**WRITTEN REQUEST**
Work out how many lines contain "structured". Reply with the count alone.

**RAW DATA**
----

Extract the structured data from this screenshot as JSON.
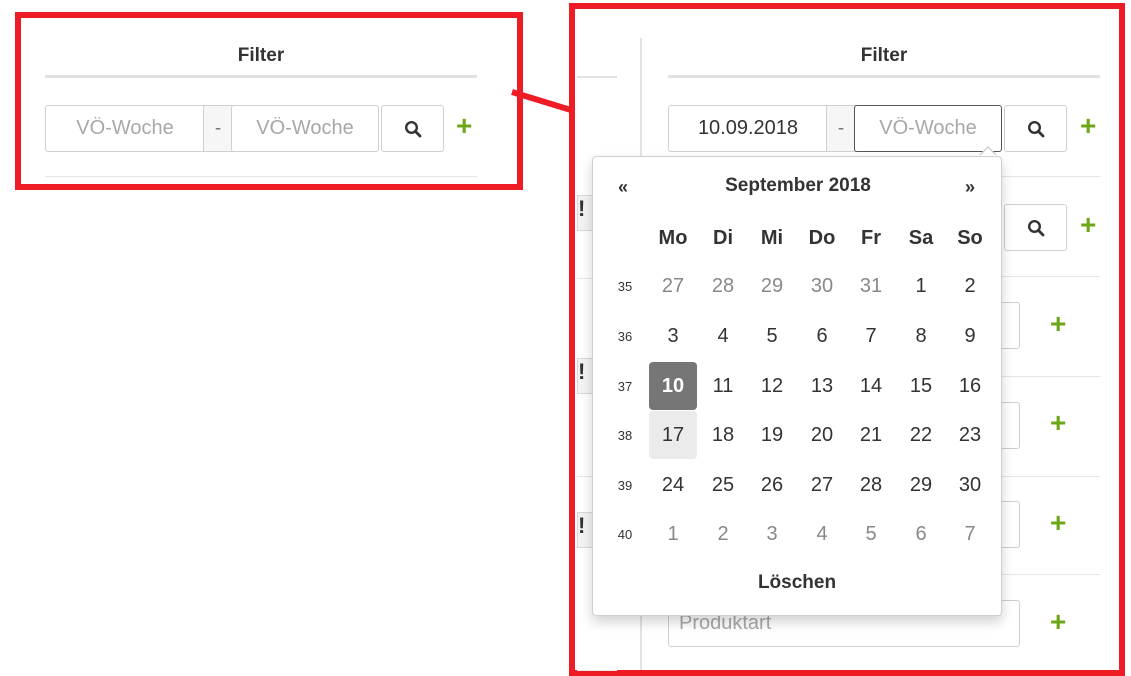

----

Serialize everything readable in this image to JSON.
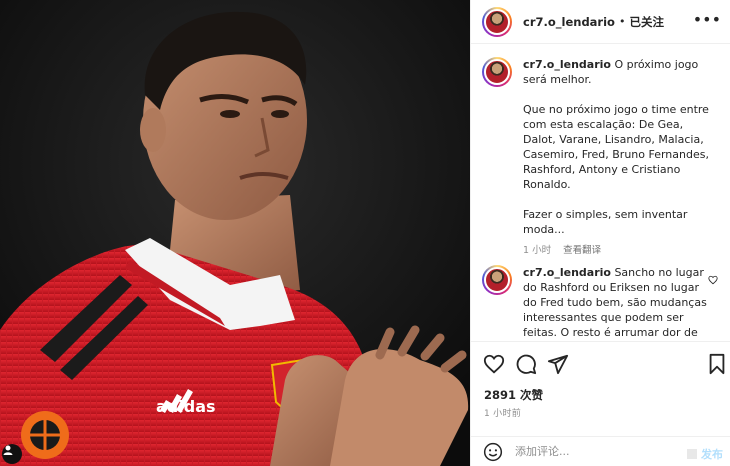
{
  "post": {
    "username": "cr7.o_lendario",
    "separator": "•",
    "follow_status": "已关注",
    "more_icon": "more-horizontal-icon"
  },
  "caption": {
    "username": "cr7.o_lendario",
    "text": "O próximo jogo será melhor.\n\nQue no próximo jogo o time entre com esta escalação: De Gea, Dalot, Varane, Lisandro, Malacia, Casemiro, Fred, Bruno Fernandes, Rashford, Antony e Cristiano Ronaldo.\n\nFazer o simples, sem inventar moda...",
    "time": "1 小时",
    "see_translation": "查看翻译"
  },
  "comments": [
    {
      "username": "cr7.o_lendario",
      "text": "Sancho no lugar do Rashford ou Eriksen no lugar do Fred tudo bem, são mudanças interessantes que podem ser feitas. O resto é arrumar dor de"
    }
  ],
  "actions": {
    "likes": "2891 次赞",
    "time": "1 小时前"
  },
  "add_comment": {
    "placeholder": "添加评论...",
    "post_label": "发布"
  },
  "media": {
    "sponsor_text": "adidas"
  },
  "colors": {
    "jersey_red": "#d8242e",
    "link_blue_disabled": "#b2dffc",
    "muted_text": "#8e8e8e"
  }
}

----

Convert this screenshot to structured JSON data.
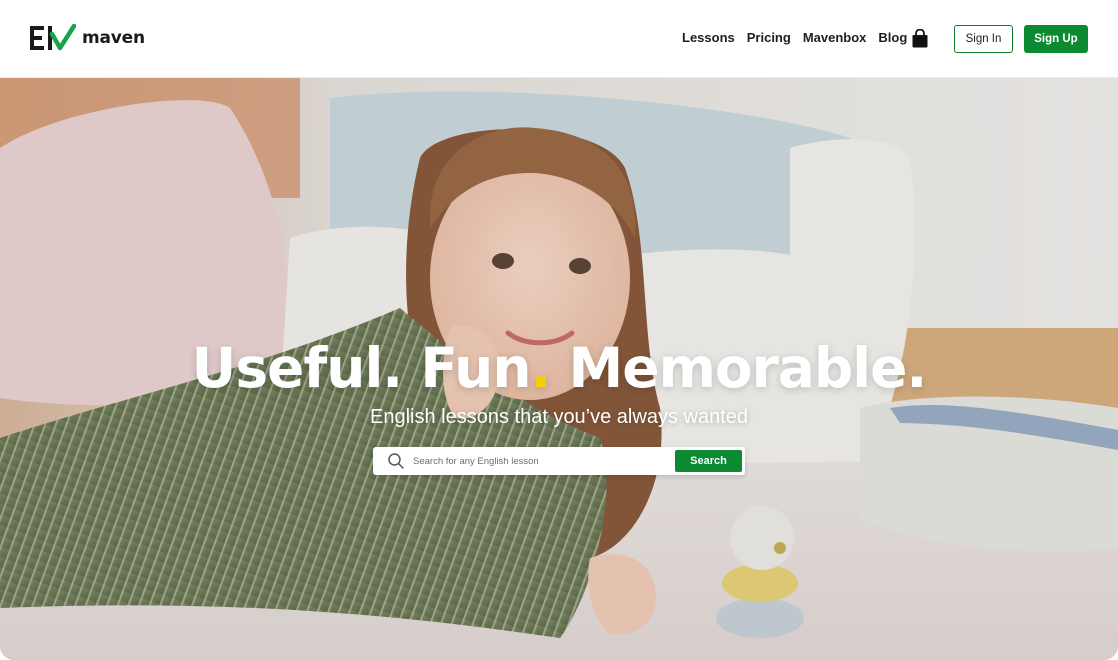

----

**EXERCISE OUTPUT**
2